Stored data entries:
——————

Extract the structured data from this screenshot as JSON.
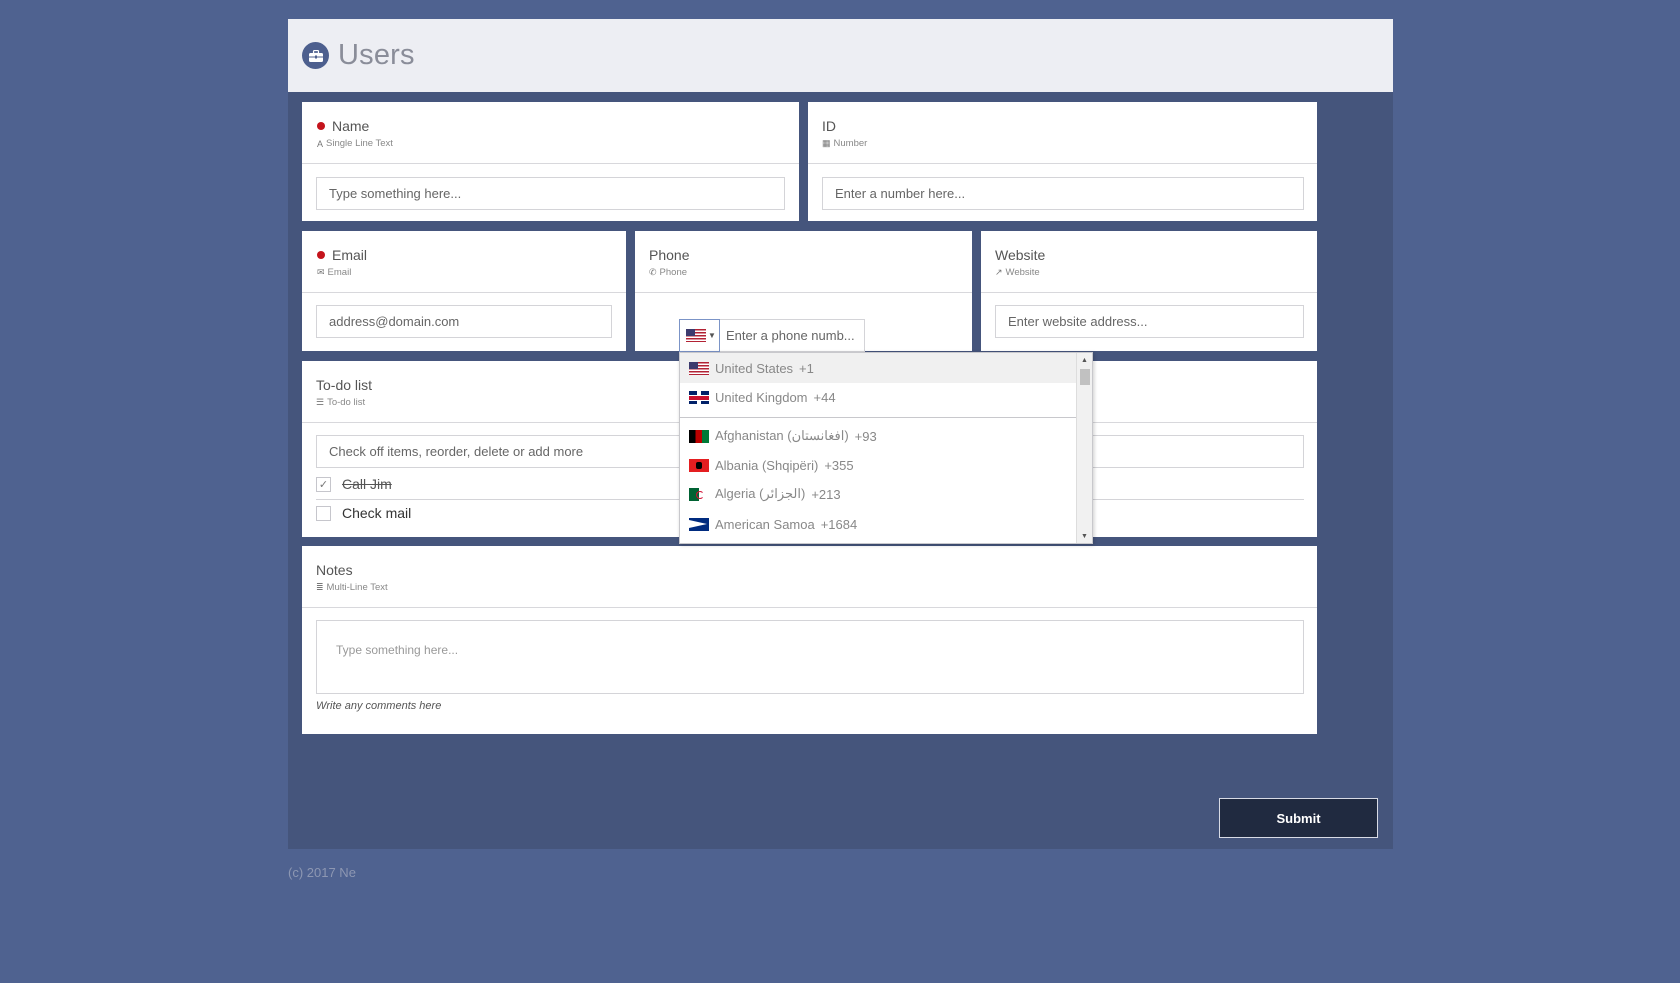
{
  "header": {
    "title": "Users",
    "icon": "briefcase-icon"
  },
  "fields": {
    "name": {
      "label": "Name",
      "type": "Single Line Text",
      "placeholder": "Type something here...",
      "required": true
    },
    "id": {
      "label": "ID",
      "type": "Number",
      "placeholder": "Enter a number here..."
    },
    "email": {
      "label": "Email",
      "type": "Email",
      "placeholder": "address@domain.com",
      "required": true
    },
    "phone": {
      "label": "Phone",
      "type": "Phone",
      "placeholder": "Enter a phone numb..."
    },
    "website": {
      "label": "Website",
      "type": "Website",
      "placeholder": "Enter website address..."
    },
    "todo": {
      "label": "To-do list",
      "type": "To-do list",
      "placeholder": "Check off items, reorder, delete or add more",
      "items": [
        {
          "text": "Call Jim",
          "checked": true
        },
        {
          "text": "Check mail",
          "checked": false
        }
      ]
    },
    "notes": {
      "label": "Notes",
      "type": "Multi-Line Text",
      "placeholder": "Type something here...",
      "help": "Write any comments here"
    }
  },
  "phone_dropdown": {
    "selected_flag": "us-flag-icon",
    "items": [
      {
        "flag": "us-flag-icon",
        "name": "United States",
        "code": "+1",
        "highlighted": true
      },
      {
        "flag": "uk-flag-icon",
        "name": "United Kingdom",
        "code": "+44"
      },
      {
        "flag": "af-flag-icon",
        "name": "Afghanistan (‫افغانستان‬‎)",
        "code": "+93"
      },
      {
        "flag": "al-flag-icon",
        "name": "Albania (Shqipëri)",
        "code": "+355"
      },
      {
        "flag": "dz-flag-icon",
        "name": "Algeria (‫الجزائر‬‎)",
        "code": "+213"
      },
      {
        "flag": "as-flag-icon",
        "name": "American Samoa",
        "code": "+1684"
      }
    ]
  },
  "submit_label": "Submit",
  "footer": "(c) 2017 Ne",
  "colors": {
    "background": "#4f6290",
    "panel": "#45557c",
    "required": "#c4141c",
    "submit": "#202a40"
  }
}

——————

Leave the images out and output the remaining material exactly as it stands.

Solution for this problem »
Extract the structured data from this screenshot as JSON.
{
  "header": {
    "title": "Users",
    "icon": "briefcase-icon"
  },
  "fields": {
    "name": {
      "label": "Name",
      "type": "Single Line Text",
      "placeholder": "Type something here...",
      "required": true
    },
    "id": {
      "label": "ID",
      "type": "Number",
      "placeholder": "Enter a number here..."
    },
    "email": {
      "label": "Email",
      "type": "Email",
      "placeholder": "address@domain.com",
      "required": true
    },
    "phone": {
      "label": "Phone",
      "type": "Phone",
      "placeholder": "Enter a phone numb..."
    },
    "website": {
      "label": "Website",
      "type": "Website",
      "placeholder": "Enter website address..."
    },
    "todo": {
      "label": "To-do list",
      "type": "To-do list",
      "placeholder": "Check off items, reorder, delete or add more",
      "items": [
        {
          "text": "Call Jim",
          "checked": true
        },
        {
          "text": "Check mail",
          "checked": false
        }
      ]
    },
    "notes": {
      "label": "Notes",
      "type": "Multi-Line Text",
      "placeholder": "Type something here...",
      "help": "Write any comments here"
    }
  },
  "phone_dropdown": {
    "selected_flag": "us-flag-icon",
    "items": [
      {
        "flag": "us-flag-icon",
        "name": "United States",
        "code": "+1",
        "highlighted": true
      },
      {
        "flag": "uk-flag-icon",
        "name": "United Kingdom",
        "code": "+44"
      },
      {
        "flag": "af-flag-icon",
        "name": "Afghanistan (‫افغانستان‬‎)",
        "code": "+93"
      },
      {
        "flag": "al-flag-icon",
        "name": "Albania (Shqipëri)",
        "code": "+355"
      },
      {
        "flag": "dz-flag-icon",
        "name": "Algeria (‫الجزائر‬‎)",
        "code": "+213"
      },
      {
        "flag": "as-flag-icon",
        "name": "American Samoa",
        "code": "+1684"
      }
    ]
  },
  "submit_label": "Submit",
  "footer": "(c) 2017 Ne",
  "colors": {
    "background": "#4f6290",
    "panel": "#45557c",
    "required": "#c4141c",
    "submit": "#202a40"
  }
}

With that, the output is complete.